◆ WHAT IS EXPECTED:
Among the entries below, find the lines with the word "Soft" and return them.

◆ EXERCISE INPUT:
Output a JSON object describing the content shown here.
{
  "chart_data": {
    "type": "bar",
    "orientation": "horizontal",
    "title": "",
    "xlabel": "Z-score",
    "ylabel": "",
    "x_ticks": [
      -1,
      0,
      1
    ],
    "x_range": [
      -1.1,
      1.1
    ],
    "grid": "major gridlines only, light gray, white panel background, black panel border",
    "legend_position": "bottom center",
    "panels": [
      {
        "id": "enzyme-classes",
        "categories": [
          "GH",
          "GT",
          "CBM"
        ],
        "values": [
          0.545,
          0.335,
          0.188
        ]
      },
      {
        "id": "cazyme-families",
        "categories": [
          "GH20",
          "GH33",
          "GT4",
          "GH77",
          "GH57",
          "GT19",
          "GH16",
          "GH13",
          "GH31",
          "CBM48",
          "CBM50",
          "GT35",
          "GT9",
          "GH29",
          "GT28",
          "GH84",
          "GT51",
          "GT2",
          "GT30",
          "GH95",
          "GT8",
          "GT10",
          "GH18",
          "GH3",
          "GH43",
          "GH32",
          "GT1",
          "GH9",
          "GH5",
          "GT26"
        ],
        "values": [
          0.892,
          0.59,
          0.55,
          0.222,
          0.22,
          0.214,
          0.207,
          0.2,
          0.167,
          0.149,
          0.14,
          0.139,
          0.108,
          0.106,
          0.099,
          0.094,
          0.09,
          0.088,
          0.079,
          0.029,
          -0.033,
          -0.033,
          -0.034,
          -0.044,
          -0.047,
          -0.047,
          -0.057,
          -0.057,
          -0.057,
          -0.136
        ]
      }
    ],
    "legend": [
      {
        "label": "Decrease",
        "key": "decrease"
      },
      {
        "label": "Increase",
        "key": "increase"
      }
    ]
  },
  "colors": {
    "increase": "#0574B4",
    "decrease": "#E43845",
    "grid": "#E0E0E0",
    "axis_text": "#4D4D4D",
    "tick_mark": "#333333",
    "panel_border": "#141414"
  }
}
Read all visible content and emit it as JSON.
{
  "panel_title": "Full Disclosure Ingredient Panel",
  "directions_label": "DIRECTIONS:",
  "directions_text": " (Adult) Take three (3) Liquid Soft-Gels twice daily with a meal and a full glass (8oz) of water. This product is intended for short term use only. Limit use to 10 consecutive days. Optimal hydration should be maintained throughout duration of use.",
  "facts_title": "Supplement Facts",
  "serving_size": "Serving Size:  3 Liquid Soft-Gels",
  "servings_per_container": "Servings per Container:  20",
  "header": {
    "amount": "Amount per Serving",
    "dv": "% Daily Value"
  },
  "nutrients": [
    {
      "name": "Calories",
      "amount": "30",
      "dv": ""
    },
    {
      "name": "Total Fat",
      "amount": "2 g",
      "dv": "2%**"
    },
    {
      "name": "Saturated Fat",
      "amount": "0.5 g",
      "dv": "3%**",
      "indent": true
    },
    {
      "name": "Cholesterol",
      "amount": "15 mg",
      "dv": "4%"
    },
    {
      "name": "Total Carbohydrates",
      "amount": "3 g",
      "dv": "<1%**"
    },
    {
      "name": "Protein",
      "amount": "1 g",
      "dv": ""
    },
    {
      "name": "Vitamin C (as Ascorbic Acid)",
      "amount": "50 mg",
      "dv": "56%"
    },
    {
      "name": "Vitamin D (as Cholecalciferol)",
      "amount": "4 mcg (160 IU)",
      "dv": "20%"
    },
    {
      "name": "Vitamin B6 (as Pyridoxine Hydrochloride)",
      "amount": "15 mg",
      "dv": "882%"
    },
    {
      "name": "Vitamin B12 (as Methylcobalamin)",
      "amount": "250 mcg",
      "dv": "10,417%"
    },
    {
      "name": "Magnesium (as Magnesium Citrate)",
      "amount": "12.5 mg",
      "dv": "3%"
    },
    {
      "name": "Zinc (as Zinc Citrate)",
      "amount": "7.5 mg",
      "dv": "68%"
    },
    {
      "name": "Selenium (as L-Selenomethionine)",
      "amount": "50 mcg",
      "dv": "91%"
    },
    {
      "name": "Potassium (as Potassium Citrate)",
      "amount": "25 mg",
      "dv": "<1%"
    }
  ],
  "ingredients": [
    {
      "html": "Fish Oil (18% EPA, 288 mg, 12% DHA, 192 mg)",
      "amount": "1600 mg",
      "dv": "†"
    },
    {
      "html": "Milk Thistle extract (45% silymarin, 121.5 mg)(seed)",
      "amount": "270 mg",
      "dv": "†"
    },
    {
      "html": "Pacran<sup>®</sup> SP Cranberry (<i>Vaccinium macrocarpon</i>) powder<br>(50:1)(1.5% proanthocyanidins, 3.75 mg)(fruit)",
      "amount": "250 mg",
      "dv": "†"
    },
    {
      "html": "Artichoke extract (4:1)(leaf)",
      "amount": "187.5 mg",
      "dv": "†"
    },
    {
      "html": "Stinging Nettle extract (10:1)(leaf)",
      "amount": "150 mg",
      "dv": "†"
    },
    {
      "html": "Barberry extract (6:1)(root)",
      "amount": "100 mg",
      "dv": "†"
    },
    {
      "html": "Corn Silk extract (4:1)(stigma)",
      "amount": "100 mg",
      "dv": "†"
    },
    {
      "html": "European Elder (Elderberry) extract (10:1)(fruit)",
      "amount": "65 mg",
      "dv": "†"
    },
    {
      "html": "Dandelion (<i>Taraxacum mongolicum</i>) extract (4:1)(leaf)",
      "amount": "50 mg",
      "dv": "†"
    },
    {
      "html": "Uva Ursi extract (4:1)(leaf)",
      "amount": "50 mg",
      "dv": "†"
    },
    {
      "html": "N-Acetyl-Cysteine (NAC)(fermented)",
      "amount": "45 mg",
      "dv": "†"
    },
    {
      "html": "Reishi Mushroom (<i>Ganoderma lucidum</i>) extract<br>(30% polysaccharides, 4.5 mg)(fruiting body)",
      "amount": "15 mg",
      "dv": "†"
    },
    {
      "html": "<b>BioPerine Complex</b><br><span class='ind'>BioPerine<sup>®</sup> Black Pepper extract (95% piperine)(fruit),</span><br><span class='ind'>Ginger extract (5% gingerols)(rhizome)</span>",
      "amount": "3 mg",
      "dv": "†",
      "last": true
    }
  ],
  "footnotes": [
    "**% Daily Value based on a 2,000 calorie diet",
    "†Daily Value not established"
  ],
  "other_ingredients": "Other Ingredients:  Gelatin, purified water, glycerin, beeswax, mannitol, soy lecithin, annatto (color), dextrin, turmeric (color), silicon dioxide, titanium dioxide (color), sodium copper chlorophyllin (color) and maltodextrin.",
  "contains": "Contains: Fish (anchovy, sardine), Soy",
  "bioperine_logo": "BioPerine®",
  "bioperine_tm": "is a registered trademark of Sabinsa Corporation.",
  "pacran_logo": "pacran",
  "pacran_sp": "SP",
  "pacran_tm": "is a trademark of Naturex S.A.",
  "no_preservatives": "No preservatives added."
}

◆ EXERCISE OUTPUT:
  "directions_text": " (Adult) Take three (3) Liquid Soft-Gels twice daily with a meal and a full glass (8oz) of water. This product is intended for short term use only. Limit use to 10 consecutive days. Optimal hydration should be maintained throughout duration of use.",
  "serving_size": "Serving Size:  3 Liquid Soft-Gels",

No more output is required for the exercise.